- PROBLEM DETAILS: Count every line where "AbstractButton" shows up, and give that number only.

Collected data

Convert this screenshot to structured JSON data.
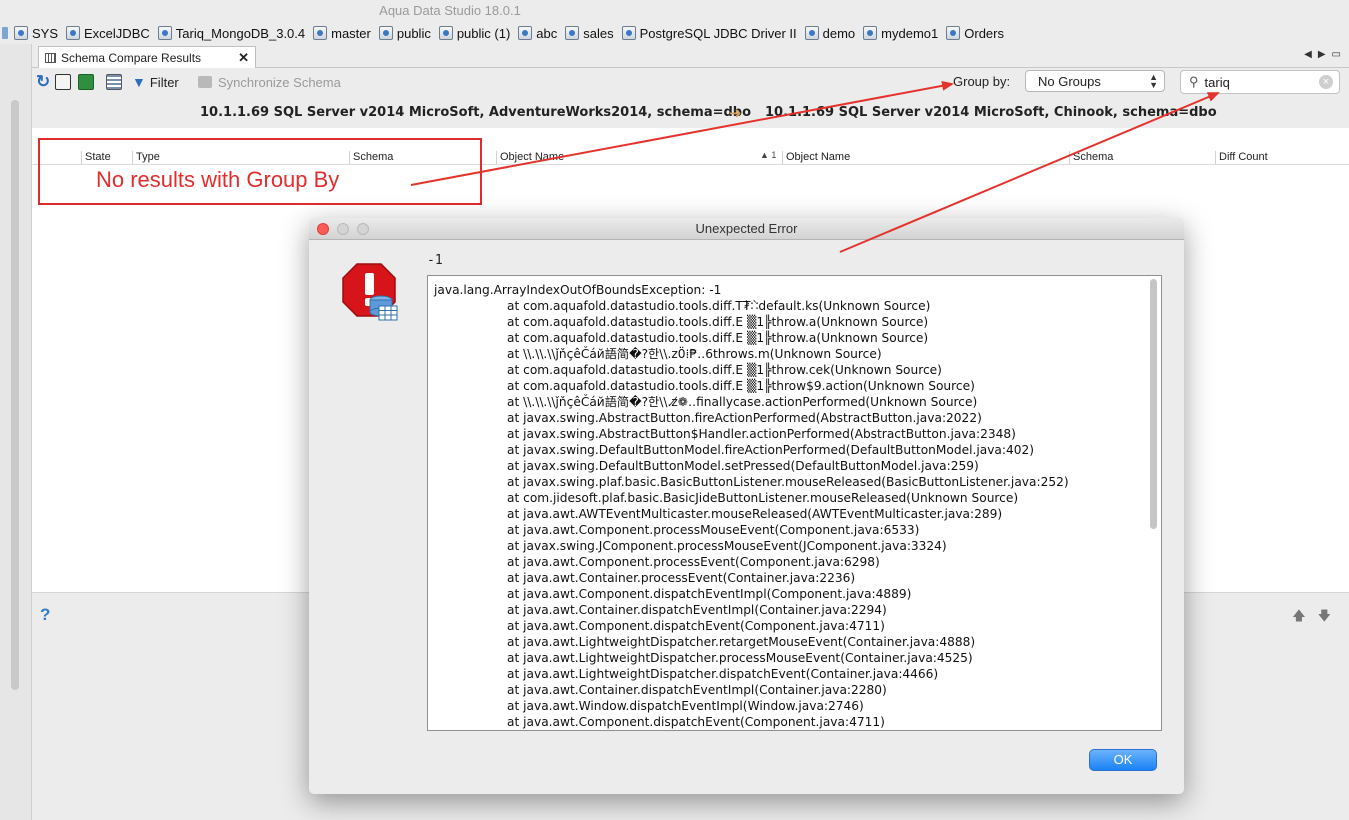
{
  "app": {
    "title": "Aqua Data Studio 18.0.1"
  },
  "bookmarks": [
    {
      "label": "SYS"
    },
    {
      "label": "ExcelJDBC"
    },
    {
      "label": "Tariq_MongoDB_3.0.4"
    },
    {
      "label": "master"
    },
    {
      "label": "public"
    },
    {
      "label": "public (1)"
    },
    {
      "label": "abc"
    },
    {
      "label": "sales"
    },
    {
      "label": "PostgreSQL JDBC Driver II"
    },
    {
      "label": "demo"
    },
    {
      "label": "mydemo1"
    },
    {
      "label": "Orders"
    }
  ],
  "tab": {
    "label": "Schema Compare Results",
    "close": "✕"
  },
  "toolbar": {
    "filter_label": "Filter",
    "sync_label": "Synchronize Schema",
    "group_by_label": "Group by:",
    "group_by_value": "No Groups",
    "search_value": "tariq"
  },
  "compare": {
    "source": "10.1.1.69 SQL Server v2014 MicroSoft, AdventureWorks2014,  schema=dbo",
    "target": "10.1.1.69 SQL Server v2014 MicroSoft, Chinook,  schema=dbo"
  },
  "grid": {
    "columns": [
      "State",
      "Type",
      "Schema",
      "Object Name",
      "Object Name",
      "Schema",
      "Diff Count"
    ],
    "sort_indicator": "▲ 1"
  },
  "annotation": {
    "text": "No results with Group By"
  },
  "dialog": {
    "title": "Unexpected Error",
    "code": "-1",
    "ok_label": "OK",
    "trace": [
      "java.lang.ArrayIndexOutOfBoundsException: -1",
      "at com.aquafold.datastudio.tools.diff.T₮̀∷̀default.ks(Unknown Source)",
      "at com.aquafold.datastudio.tools.diff.E ▒1╠throw.a(Unknown Source)",
      "at com.aquafold.datastudio.tools.diff.E ▒1╠throw.a(Unknown Source)",
      "at \\\\.\\\\.\\\\ǰňçêČáй語简�?한\\\\.z0̈⁞₱‥6throws.m(Unknown Source)",
      "at com.aquafold.datastudio.tools.diff.E ▒1╠throw.cek(Unknown Source)",
      "at com.aquafold.datastudio.tools.diff.E ▒1╠throw$9.action(Unknown Source)",
      "at \\\\.\\\\.\\\\ǰňçêČáй語简�?한\\\\.z̸❁‥finallycase.actionPerformed(Unknown Source)",
      "at javax.swing.AbstractButton.fireActionPerformed(AbstractButton.java:2022)",
      "at javax.swing.AbstractButton$Handler.actionPerformed(AbstractButton.java:2348)",
      "at javax.swing.DefaultButtonModel.fireActionPerformed(DefaultButtonModel.java:402)",
      "at javax.swing.DefaultButtonModel.setPressed(DefaultButtonModel.java:259)",
      "at javax.swing.plaf.basic.BasicButtonListener.mouseReleased(BasicButtonListener.java:252)",
      "at com.jidesoft.plaf.basic.BasicJideButtonListener.mouseReleased(Unknown Source)",
      "at java.awt.AWTEventMulticaster.mouseReleased(AWTEventMulticaster.java:289)",
      "at java.awt.Component.processMouseEvent(Component.java:6533)",
      "at javax.swing.JComponent.processMouseEvent(JComponent.java:3324)",
      "at java.awt.Component.processEvent(Component.java:6298)",
      "at java.awt.Container.processEvent(Container.java:2236)",
      "at java.awt.Component.dispatchEventImpl(Component.java:4889)",
      "at java.awt.Container.dispatchEventImpl(Container.java:2294)",
      "at java.awt.Component.dispatchEvent(Component.java:4711)",
      "at java.awt.LightweightDispatcher.retargetMouseEvent(Container.java:4888)",
      "at java.awt.LightweightDispatcher.processMouseEvent(Container.java:4525)",
      "at java.awt.LightweightDispatcher.dispatchEvent(Container.java:4466)",
      "at java.awt.Container.dispatchEventImpl(Container.java:2280)",
      "at java.awt.Window.dispatchEventImpl(Window.java:2746)",
      "at java.awt.Component.dispatchEvent(Component.java:4711)"
    ]
  },
  "colors": {
    "annotation_red": "#e02b2b",
    "ok_blue": "#1a82f7",
    "compare_arrow": "#d4a25b"
  }
}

- TASK SOLUTION: 2